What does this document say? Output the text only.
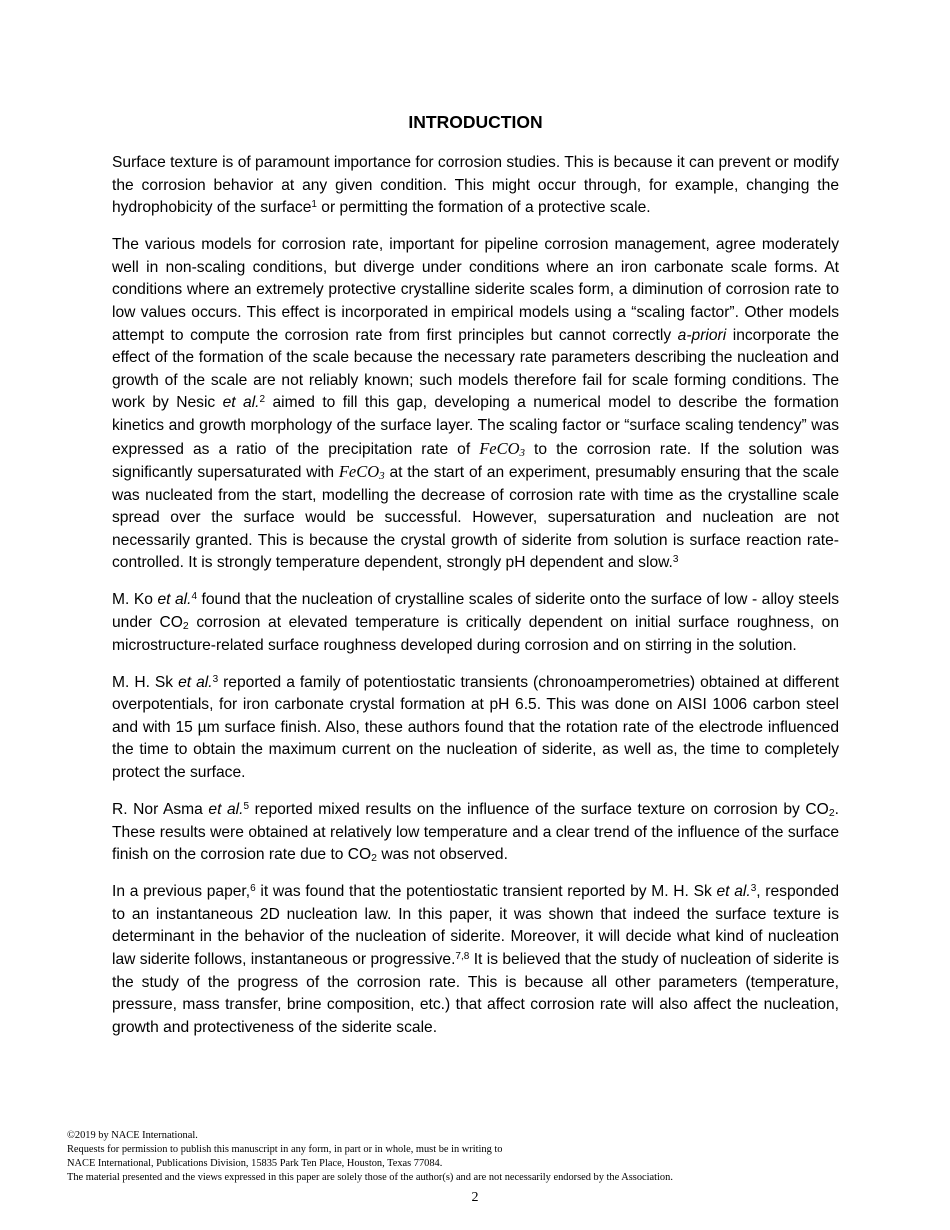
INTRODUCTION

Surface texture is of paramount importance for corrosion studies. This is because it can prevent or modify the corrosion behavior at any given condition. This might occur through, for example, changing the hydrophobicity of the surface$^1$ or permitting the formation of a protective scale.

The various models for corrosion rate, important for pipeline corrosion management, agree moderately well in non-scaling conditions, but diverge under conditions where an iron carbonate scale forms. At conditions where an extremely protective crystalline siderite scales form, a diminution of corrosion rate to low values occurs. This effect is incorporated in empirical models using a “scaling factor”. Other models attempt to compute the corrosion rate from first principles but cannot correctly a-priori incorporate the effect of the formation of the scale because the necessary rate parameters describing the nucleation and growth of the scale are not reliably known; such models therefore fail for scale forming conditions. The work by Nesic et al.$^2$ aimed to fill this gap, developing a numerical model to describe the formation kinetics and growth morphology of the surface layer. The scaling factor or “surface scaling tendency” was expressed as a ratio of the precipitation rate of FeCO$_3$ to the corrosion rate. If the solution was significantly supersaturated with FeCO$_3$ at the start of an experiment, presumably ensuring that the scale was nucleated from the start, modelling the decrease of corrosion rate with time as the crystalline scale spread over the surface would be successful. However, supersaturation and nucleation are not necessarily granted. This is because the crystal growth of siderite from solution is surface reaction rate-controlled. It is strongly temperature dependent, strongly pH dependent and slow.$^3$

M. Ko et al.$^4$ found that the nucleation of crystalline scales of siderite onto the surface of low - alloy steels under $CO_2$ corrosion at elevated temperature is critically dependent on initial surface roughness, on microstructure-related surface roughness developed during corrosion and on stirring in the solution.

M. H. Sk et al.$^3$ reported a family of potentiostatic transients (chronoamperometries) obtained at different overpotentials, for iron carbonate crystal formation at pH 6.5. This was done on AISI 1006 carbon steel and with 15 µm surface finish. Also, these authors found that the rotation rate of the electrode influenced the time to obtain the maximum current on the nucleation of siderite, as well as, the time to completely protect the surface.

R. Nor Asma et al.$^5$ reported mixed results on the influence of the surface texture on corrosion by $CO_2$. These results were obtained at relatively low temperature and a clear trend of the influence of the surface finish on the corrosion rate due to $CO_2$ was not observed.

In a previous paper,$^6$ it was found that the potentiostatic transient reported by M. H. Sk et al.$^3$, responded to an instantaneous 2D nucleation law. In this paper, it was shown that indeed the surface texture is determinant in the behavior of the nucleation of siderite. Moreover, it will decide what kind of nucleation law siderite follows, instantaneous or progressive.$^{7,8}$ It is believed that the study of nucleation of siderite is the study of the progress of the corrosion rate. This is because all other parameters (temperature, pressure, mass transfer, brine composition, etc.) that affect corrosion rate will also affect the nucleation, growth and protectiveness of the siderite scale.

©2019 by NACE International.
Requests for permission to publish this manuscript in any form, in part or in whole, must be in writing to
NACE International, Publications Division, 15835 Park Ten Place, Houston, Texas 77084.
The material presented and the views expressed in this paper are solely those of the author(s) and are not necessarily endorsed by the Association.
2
---
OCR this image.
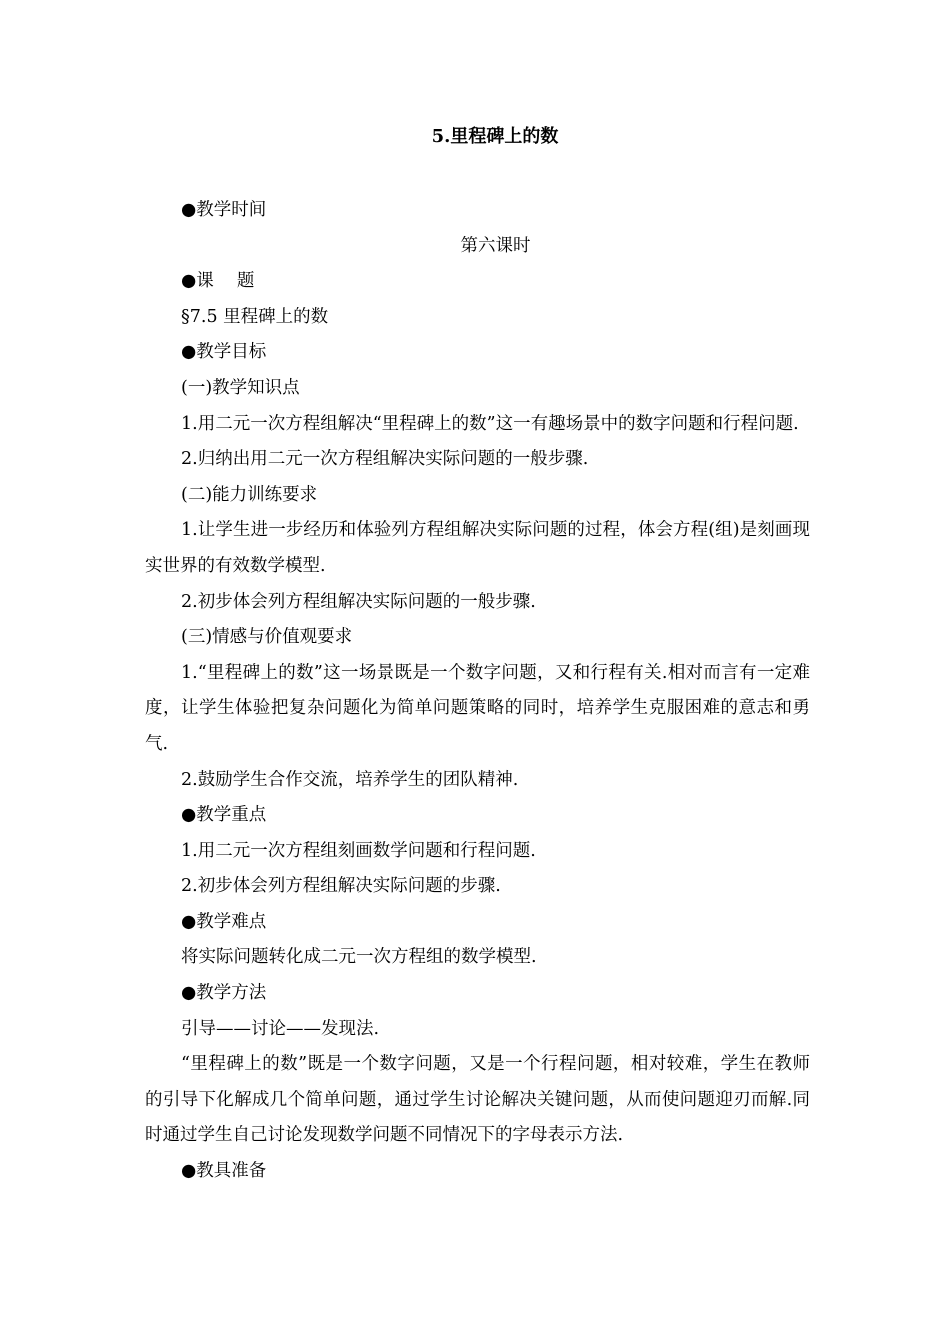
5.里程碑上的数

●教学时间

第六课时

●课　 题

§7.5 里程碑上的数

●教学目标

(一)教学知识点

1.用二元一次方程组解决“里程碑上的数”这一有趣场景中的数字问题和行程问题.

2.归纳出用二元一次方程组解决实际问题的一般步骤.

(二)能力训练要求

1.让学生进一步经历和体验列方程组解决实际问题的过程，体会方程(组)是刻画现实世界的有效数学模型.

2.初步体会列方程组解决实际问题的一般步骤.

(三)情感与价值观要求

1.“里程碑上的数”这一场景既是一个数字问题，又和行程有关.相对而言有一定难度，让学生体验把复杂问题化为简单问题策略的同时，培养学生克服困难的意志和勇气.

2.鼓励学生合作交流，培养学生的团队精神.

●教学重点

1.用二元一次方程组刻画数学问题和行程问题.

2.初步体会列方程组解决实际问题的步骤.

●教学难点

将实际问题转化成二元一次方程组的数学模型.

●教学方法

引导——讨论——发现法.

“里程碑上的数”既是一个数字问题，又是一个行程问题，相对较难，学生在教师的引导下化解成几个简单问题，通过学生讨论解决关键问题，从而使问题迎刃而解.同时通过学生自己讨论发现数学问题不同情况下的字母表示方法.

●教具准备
---
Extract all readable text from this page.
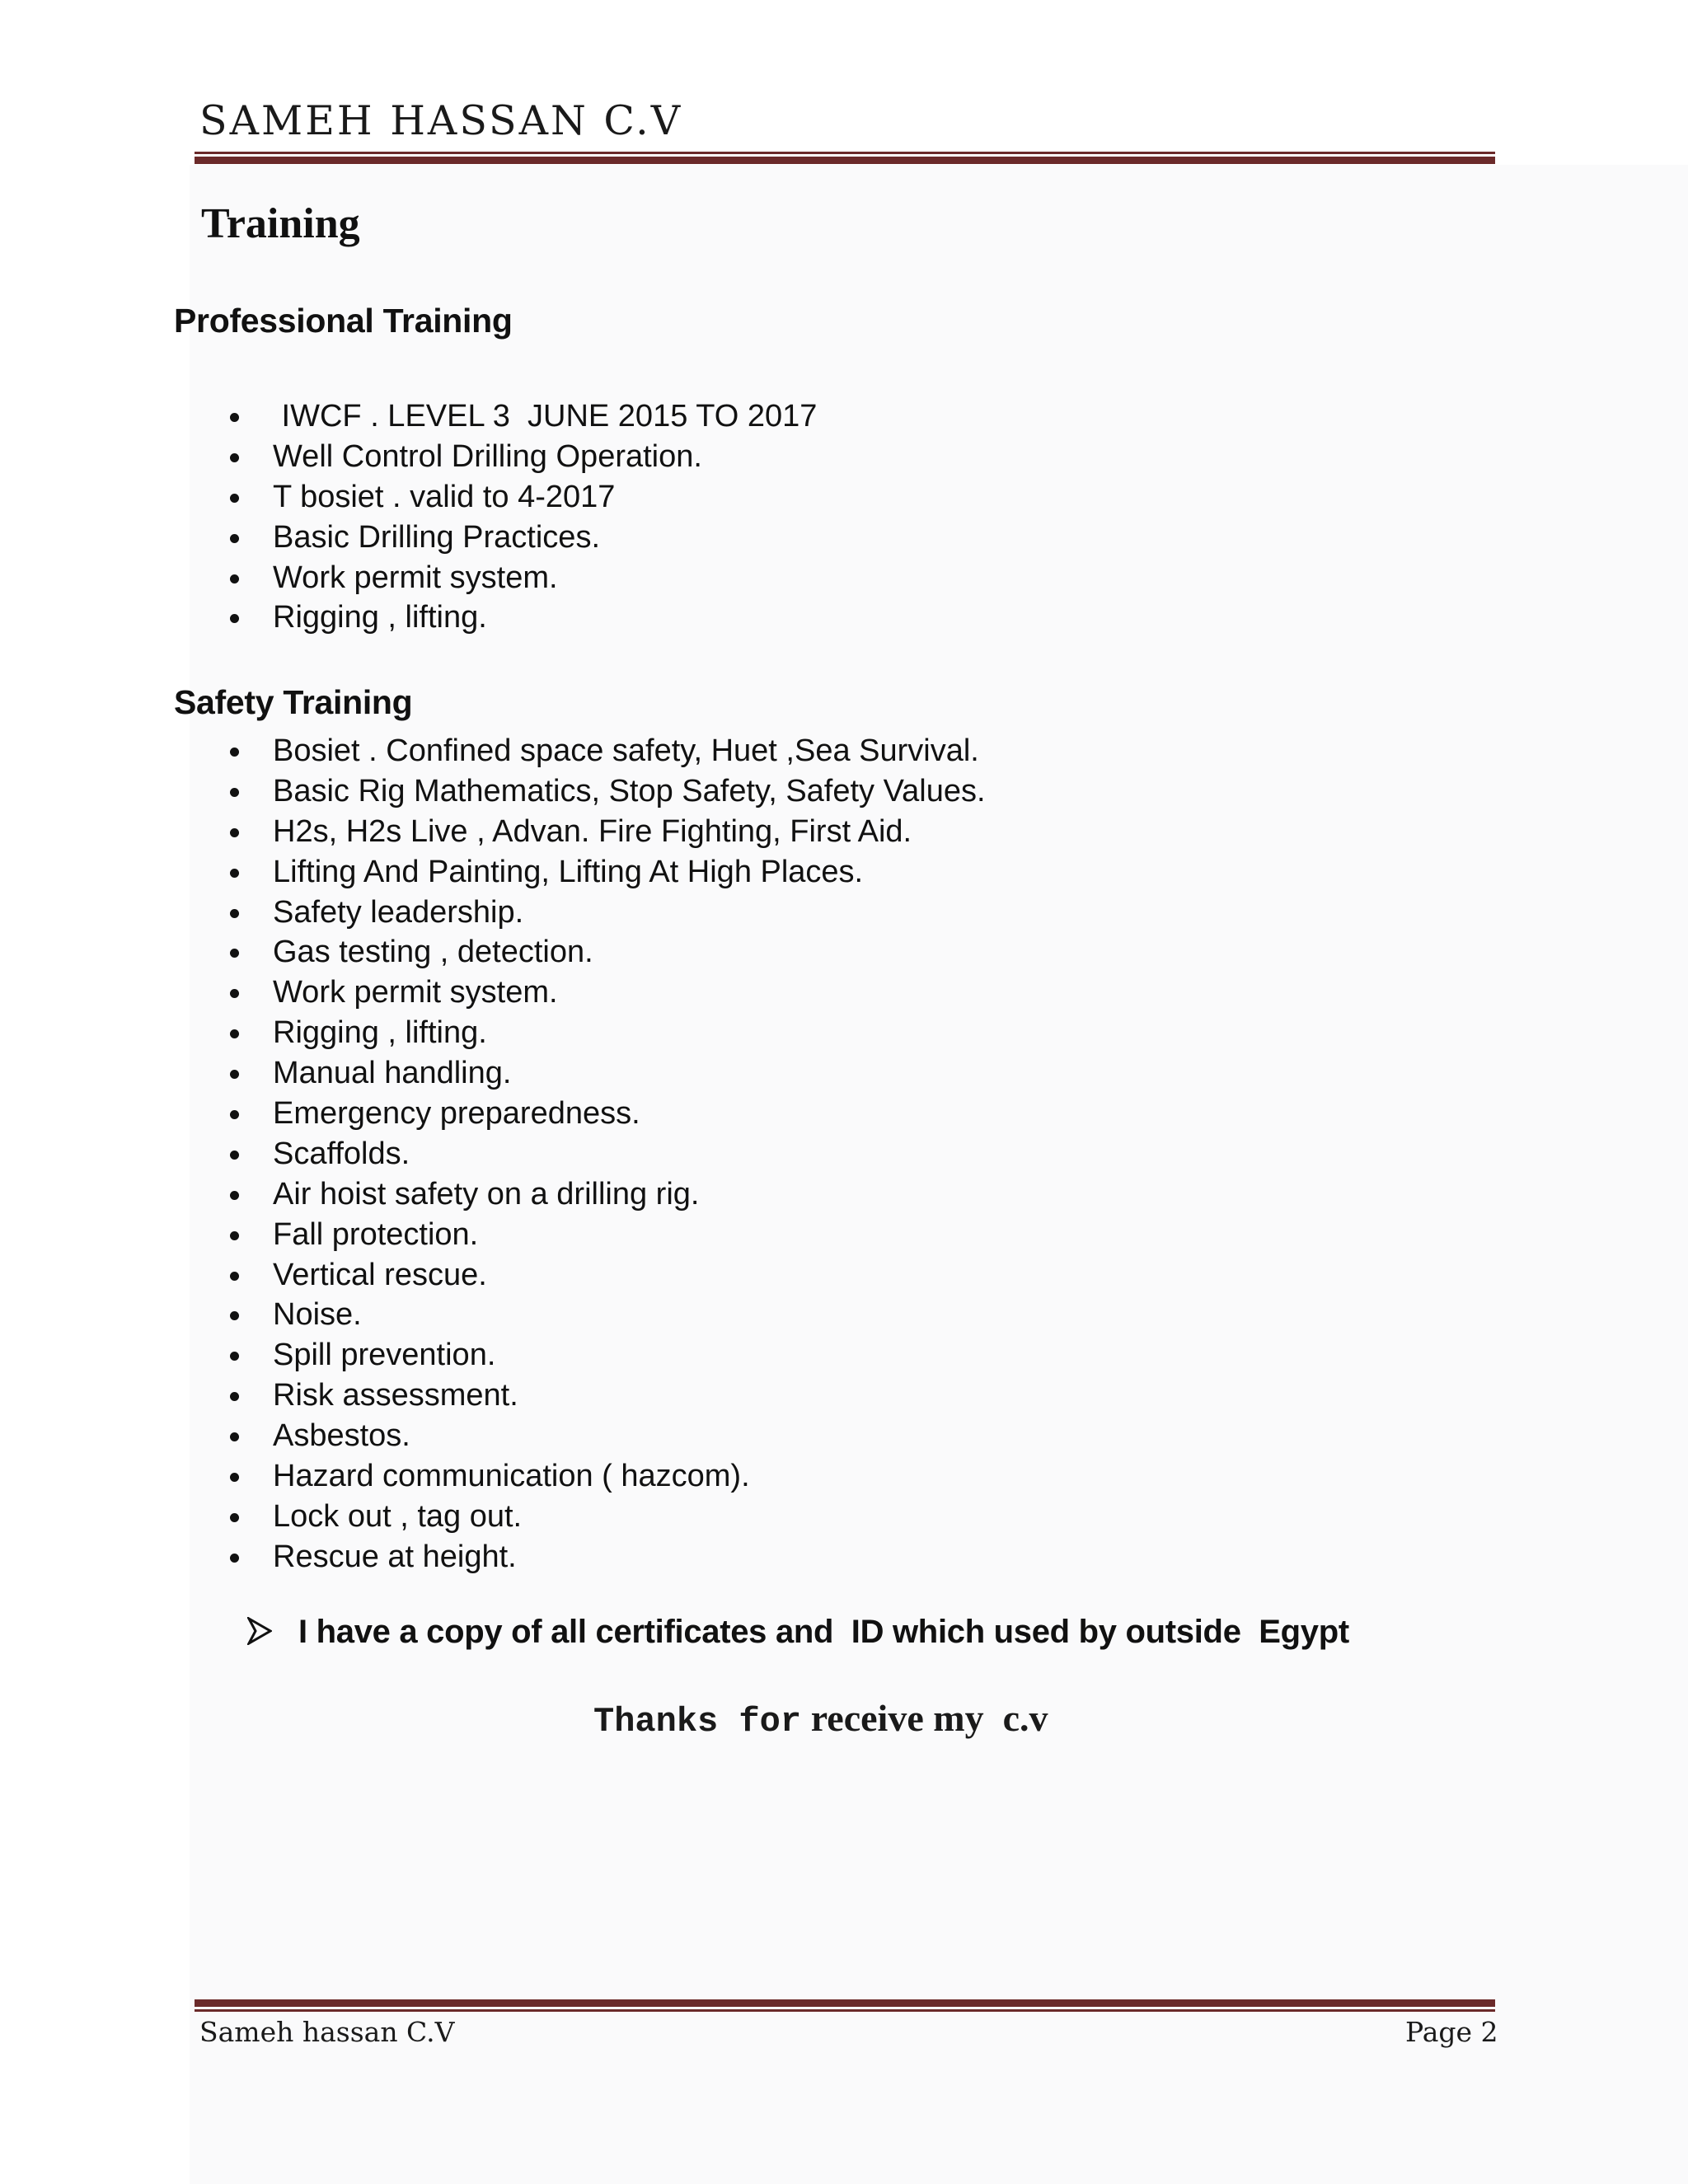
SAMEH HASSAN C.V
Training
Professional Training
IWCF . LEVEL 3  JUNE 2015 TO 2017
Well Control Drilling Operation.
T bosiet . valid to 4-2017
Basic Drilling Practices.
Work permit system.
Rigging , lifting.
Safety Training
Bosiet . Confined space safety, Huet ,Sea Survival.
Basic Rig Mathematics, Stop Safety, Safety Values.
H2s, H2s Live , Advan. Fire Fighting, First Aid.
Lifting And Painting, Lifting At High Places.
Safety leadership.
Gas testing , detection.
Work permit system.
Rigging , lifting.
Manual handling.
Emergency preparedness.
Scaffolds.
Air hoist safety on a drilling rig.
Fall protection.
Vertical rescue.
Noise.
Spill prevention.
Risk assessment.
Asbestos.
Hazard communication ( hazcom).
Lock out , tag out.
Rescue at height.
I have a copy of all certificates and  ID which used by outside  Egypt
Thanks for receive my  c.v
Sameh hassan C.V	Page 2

• **Task to complete**: State how many lines in the records above contain the word "International", and give only that number.

• **Expected answer**: 2